#### [Aim of the task]
Copy out every record below with complete accuracy.

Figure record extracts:

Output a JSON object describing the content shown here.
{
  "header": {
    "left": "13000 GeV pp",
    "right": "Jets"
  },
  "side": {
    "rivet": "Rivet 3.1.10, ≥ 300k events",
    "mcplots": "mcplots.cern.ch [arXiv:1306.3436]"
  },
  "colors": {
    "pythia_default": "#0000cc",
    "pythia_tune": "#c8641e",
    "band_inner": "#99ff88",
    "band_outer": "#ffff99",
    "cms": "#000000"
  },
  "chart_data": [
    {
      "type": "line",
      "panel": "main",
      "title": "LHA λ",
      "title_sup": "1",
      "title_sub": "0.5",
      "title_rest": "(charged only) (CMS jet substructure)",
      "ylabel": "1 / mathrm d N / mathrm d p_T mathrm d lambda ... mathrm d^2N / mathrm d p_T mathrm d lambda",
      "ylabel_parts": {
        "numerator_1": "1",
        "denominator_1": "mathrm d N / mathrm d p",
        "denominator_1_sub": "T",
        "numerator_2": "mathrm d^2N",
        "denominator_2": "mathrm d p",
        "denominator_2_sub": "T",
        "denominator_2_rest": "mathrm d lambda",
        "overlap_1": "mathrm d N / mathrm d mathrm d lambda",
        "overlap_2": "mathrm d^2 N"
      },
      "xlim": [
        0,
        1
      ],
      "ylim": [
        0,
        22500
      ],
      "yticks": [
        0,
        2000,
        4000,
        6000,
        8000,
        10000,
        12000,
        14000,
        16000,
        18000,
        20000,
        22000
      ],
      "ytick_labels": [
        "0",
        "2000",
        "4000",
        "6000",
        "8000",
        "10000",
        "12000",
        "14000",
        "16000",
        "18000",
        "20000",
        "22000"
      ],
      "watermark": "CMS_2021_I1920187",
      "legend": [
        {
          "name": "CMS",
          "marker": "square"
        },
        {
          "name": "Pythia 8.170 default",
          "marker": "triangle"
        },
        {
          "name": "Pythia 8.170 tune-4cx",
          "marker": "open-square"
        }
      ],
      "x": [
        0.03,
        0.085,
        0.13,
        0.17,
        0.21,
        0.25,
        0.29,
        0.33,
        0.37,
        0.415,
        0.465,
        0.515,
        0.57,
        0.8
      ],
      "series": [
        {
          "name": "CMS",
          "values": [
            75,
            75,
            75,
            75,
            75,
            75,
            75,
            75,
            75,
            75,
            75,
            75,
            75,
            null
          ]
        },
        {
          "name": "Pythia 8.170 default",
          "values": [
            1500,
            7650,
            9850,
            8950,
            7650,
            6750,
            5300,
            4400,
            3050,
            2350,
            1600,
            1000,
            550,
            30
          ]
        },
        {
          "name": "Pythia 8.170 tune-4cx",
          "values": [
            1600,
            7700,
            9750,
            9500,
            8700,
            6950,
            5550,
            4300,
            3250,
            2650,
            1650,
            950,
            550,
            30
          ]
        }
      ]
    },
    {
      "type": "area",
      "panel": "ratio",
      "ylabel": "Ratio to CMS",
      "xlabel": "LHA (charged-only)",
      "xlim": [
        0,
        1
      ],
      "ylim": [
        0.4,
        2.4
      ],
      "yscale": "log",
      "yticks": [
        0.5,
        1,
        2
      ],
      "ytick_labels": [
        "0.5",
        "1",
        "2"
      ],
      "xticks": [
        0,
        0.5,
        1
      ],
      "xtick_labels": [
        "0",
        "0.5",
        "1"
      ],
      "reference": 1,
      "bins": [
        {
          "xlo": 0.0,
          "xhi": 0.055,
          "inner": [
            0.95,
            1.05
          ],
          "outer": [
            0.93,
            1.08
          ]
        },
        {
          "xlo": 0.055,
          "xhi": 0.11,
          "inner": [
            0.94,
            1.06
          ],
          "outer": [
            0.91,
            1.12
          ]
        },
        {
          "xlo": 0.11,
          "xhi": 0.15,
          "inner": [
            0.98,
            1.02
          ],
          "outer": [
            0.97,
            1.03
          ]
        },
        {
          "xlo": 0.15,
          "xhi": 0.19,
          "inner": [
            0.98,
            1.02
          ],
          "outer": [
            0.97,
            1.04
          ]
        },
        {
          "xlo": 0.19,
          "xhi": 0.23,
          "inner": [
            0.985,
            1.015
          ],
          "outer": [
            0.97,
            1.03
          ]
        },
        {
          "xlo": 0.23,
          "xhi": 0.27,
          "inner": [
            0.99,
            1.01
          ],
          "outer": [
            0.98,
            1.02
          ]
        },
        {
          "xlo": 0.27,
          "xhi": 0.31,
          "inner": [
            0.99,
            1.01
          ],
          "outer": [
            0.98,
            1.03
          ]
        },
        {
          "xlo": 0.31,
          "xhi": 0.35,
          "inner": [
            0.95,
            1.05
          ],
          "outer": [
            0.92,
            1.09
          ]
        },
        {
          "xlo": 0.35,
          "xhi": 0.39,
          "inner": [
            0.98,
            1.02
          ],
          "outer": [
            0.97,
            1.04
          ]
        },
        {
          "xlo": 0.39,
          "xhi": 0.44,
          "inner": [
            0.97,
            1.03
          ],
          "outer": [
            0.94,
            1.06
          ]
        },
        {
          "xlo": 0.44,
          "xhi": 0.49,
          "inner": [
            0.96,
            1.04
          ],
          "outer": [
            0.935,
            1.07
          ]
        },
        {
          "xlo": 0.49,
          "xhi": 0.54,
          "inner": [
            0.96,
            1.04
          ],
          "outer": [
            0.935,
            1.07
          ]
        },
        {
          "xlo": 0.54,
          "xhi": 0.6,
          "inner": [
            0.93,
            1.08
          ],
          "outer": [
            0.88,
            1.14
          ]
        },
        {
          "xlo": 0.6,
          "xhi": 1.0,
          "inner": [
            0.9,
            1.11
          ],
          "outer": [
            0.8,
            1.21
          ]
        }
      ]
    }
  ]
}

#### [Output for this exercise]
Output a JSON object describing the content shown here.
{
  "header": {
    "left": "13000 GeV pp",
    "right": "Jets"
  },
  "side": {
    "rivet": "Rivet 3.1.10, ≥ 300k events",
    "mcplots": "mcplots.cern.ch [arXiv:1306.3436]"
  },
  "colors": {
    "pythia_default": "#0000cc",
    "pythia_tune": "#c8641e",
    "band_inner": "#99ff88",
    "band_outer": "#ffff99",
    "cms": "#000000"
  },
  "chart_data": [
    {
      "type": "line",
      "panel": "main",
      "title": "LHA λ",
      "title_sup": "1",
      "title_sub": "0.5",
      "title_rest": "(charged only) (CMS jet substructure)",
      "ylabel": "1 / mathrm d N / mathrm d p_T mathrm d lambda ... mathrm d^2N / mathrm d p_T mathrm d lambda",
      "ylabel_parts": {
        "numerator_1": "1",
        "denominator_1": "mathrm d N / mathrm d p",
        "denominator_1_sub": "T",
        "numerator_2": "mathrm d^2N",
        "denominator_2": "mathrm d p",
        "denominator_2_sub": "T",
        "denominator_2_rest": "mathrm d lambda",
        "overlap_1": "mathrm d N / mathrm d mathrm d lambda",
        "overlap_2": "mathrm d^2 N"
      },
      "xlim": [
        0,
        1
      ],
      "ylim": [
        0,
        22500
      ],
      "yticks": [
        0,
        2000,
        4000,
        6000,
        8000,
        10000,
        12000,
        14000,
        16000,
        18000,
        20000,
        22000
      ],
      "ytick_labels": [
        "0",
        "2000",
        "4000",
        "6000",
        "8000",
        "10000",
        "12000",
        "14000",
        "16000",
        "18000",
        "20000",
        "22000"
      ],
      "watermark": "CMS_2021_I1920187",
      "legend": [
        {
          "name": "CMS",
          "marker": "square"
        },
        {
          "name": "Pythia 8.170 default",
          "marker": "triangle"
        },
        {
          "name": "Pythia 8.170 tune-4cx",
          "marker": "open-square"
        }
      ],
      "x": [
        0.03,
        0.085,
        0.13,
        0.17,
        0.21,
        0.25,
        0.29,
        0.33,
        0.37,
        0.415,
        0.465,
        0.515,
        0.57,
        0.8
      ],
      "series": [
        {
          "name": "CMS",
          "values": [
            75,
            75,
            75,
            75,
            75,
            75,
            75,
            75,
            75,
            75,
            75,
            75,
            75,
            null
          ]
        },
        {
          "name": "Pythia 8.170 default",
          "values": [
            1500,
            7650,
            9850,
            8950,
            7650,
            6750,
            5300,
            4400,
            3050,
            2350,
            1600,
            1000,
            550,
            30
          ]
        },
        {
          "name": "Pythia 8.170 tune-4cx",
          "values": [
            1600,
            7700,
            9750,
            9500,
            8700,
            6950,
            5550,
            4300,
            3250,
            2650,
            1650,
            950,
            550,
            30
          ]
        }
      ]
    },
    {
      "type": "area",
      "panel": "ratio",
      "ylabel": "Ratio to CMS",
      "xlabel": "LHA (charged-only)",
      "xlim": [
        0,
        1
      ],
      "ylim": [
        0.4,
        2.4
      ],
      "yscale": "log",
      "yticks": [
        0.5,
        1,
        2
      ],
      "ytick_labels": [
        "0.5",
        "1",
        "2"
      ],
      "xticks": [
        0,
        0.5,
        1
      ],
      "xtick_labels": [
        "0",
        "0.5",
        "1"
      ],
      "reference": 1,
      "bins": [
        {
          "xlo": 0.0,
          "xhi": 0.055,
          "inner": [
            0.95,
            1.05
          ],
          "outer": [
            0.93,
            1.08
          ]
        },
        {
          "xlo": 0.055,
          "xhi": 0.11,
          "inner": [
            0.94,
            1.06
          ],
          "outer": [
            0.91,
            1.12
          ]
        },
        {
          "xlo": 0.11,
          "xhi": 0.15,
          "inner": [
            0.98,
            1.02
          ],
          "outer": [
            0.97,
            1.03
          ]
        },
        {
          "xlo": 0.15,
          "xhi": 0.19,
          "inner": [
            0.98,
            1.02
          ],
          "outer": [
            0.97,
            1.04
          ]
        },
        {
          "xlo": 0.19,
          "xhi": 0.23,
          "inner": [
            0.985,
            1.015
          ],
          "outer": [
            0.97,
            1.03
          ]
        },
        {
          "xlo": 0.23,
          "xhi": 0.27,
          "inner": [
            0.99,
            1.01
          ],
          "outer": [
            0.98,
            1.02
          ]
        },
        {
          "xlo": 0.27,
          "xhi": 0.31,
          "inner": [
            0.99,
            1.01
          ],
          "outer": [
            0.98,
            1.03
          ]
        },
        {
          "xlo": 0.31,
          "xhi": 0.35,
          "inner": [
            0.95,
            1.05
          ],
          "outer": [
            0.92,
            1.09
          ]
        },
        {
          "xlo": 0.35,
          "xhi": 0.39,
          "inner": [
            0.98,
            1.02
          ],
          "outer": [
            0.97,
            1.04
          ]
        },
        {
          "xlo": 0.39,
          "xhi": 0.44,
          "inner": [
            0.97,
            1.03
          ],
          "outer": [
            0.94,
            1.06
          ]
        },
        {
          "xlo": 0.44,
          "xhi": 0.49,
          "inner": [
            0.96,
            1.04
          ],
          "outer": [
            0.935,
            1.07
          ]
        },
        {
          "xlo": 0.49,
          "xhi": 0.54,
          "inner": [
            0.96,
            1.04
          ],
          "outer": [
            0.935,
            1.07
          ]
        },
        {
          "xlo": 0.54,
          "xhi": 0.6,
          "inner": [
            0.93,
            1.08
          ],
          "outer": [
            0.88,
            1.14
          ]
        },
        {
          "xlo": 0.6,
          "xhi": 1.0,
          "inner": [
            0.9,
            1.11
          ],
          "outer": [
            0.8,
            1.21
          ]
        }
      ]
    }
  ]
}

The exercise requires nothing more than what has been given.